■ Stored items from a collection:

====

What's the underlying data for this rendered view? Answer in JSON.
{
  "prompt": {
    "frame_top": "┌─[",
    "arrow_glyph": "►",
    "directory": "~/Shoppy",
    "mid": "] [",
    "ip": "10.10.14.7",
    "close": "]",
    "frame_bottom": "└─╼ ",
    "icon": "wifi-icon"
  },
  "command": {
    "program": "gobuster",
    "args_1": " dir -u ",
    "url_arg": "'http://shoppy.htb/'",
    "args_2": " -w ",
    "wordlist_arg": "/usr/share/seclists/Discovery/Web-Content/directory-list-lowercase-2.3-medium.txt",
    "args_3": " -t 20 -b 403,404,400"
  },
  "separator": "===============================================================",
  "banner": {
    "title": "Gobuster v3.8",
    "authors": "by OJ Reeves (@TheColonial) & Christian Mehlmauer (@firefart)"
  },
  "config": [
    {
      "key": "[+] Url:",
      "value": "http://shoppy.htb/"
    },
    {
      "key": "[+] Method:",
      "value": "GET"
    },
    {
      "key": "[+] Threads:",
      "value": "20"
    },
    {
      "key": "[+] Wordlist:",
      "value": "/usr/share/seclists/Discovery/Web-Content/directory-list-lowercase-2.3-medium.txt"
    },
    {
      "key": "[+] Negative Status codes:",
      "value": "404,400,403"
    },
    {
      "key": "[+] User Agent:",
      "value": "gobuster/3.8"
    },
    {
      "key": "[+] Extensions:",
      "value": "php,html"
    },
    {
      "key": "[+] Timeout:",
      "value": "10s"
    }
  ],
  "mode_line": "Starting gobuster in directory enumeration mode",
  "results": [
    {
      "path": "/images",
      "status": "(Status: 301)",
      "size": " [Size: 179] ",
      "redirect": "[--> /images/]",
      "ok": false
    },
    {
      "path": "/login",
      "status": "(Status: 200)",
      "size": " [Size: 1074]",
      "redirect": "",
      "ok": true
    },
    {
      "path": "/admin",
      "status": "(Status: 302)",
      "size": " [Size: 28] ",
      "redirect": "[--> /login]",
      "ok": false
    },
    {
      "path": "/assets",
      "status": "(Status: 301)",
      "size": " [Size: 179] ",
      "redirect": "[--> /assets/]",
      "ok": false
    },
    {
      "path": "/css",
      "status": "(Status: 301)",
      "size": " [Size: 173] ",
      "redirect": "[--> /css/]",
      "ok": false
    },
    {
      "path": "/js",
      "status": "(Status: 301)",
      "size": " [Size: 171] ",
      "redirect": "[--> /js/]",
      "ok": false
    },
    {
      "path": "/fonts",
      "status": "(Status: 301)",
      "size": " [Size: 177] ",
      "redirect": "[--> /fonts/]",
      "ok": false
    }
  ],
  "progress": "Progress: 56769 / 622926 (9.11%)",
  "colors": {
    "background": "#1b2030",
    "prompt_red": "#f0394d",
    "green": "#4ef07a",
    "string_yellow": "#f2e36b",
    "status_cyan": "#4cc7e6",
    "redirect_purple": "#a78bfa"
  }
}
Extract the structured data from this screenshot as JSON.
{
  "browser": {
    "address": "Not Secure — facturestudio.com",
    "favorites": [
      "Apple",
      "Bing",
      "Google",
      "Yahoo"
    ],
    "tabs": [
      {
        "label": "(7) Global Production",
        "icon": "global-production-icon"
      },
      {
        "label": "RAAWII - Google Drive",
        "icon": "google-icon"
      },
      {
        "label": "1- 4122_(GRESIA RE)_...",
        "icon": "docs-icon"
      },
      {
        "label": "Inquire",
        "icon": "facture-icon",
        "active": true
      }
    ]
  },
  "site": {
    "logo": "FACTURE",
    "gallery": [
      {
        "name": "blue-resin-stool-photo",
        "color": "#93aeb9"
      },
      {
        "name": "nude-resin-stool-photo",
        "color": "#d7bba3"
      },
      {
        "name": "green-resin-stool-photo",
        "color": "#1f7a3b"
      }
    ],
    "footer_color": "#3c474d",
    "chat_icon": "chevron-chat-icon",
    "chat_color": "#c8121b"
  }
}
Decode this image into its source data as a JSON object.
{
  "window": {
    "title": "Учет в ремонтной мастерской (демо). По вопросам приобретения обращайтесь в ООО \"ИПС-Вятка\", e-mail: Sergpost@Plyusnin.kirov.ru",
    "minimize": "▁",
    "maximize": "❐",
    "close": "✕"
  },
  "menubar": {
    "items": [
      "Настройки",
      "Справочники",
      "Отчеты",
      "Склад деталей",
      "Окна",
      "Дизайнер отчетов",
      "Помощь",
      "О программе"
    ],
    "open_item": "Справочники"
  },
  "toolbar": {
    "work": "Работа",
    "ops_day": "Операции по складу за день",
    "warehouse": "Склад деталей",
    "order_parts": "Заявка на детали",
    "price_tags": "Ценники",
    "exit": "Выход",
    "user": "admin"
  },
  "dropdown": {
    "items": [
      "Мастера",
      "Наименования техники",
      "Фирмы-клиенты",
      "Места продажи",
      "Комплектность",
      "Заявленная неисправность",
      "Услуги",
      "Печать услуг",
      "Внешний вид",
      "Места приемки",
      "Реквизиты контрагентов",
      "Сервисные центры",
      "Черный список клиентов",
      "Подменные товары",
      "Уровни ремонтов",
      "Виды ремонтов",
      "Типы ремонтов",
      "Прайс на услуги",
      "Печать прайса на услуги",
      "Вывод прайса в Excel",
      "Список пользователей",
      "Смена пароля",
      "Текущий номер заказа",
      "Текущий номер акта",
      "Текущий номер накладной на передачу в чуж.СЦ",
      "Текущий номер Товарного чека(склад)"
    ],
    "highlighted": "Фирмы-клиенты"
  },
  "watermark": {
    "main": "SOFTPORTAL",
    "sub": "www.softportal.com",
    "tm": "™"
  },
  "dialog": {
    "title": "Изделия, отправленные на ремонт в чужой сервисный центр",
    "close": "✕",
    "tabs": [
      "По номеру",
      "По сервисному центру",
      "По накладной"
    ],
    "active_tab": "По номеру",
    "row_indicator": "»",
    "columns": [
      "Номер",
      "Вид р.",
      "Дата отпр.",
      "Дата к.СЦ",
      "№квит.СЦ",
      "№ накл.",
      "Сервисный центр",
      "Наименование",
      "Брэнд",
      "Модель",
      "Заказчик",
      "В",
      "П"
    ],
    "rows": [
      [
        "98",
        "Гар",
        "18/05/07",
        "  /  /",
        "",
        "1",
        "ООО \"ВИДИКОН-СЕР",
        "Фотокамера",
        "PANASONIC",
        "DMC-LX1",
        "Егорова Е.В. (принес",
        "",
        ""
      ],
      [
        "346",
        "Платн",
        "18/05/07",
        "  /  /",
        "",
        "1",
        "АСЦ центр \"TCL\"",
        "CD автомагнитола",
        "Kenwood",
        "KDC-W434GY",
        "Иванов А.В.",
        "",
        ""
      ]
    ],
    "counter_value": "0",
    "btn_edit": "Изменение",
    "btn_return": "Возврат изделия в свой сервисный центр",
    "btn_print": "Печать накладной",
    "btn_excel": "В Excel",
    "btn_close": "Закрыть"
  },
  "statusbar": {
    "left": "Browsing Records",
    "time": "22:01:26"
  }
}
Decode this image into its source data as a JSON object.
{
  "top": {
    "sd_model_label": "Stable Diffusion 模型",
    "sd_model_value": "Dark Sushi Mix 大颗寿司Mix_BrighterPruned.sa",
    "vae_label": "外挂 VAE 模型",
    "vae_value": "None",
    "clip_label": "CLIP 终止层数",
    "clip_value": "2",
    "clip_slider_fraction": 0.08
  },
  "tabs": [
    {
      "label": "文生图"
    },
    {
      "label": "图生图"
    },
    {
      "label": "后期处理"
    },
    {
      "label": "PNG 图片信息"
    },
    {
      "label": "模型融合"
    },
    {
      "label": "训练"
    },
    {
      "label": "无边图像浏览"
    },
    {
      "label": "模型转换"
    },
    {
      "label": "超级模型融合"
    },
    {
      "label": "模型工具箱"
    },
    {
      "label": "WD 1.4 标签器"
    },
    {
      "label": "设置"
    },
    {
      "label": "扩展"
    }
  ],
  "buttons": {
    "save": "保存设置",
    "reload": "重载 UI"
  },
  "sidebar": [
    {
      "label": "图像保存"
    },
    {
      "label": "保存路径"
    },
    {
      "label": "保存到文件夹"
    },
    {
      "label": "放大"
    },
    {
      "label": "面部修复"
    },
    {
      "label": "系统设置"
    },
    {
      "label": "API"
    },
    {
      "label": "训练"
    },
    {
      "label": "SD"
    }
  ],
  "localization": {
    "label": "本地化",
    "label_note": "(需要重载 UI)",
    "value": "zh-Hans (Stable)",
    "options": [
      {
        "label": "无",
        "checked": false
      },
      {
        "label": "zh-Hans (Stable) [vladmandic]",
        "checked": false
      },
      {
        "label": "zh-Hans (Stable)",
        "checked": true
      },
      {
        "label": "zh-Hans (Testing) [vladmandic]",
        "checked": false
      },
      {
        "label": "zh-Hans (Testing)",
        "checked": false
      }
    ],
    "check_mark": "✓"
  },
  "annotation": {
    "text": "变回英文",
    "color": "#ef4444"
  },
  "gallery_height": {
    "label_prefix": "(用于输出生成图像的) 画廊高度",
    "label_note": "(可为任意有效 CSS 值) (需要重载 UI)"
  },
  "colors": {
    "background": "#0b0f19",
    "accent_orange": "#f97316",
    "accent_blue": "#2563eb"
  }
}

====

■ Goal of the exercise:
Every line above that contains the word "directory" should be reported.

■ Finished answer:
    "directory": "~/Shoppy",
    "wordlist_arg": "/usr/share/seclists/Discovery/Web-Content/directory-list-lowercase-2.3-medium.txt",
      "value": "/usr/share/seclists/Discovery/Web-Content/directory-list-lowercase-2.3-medium.txt"
  "mode_line": "Starting gobuster in directory enumeration mode",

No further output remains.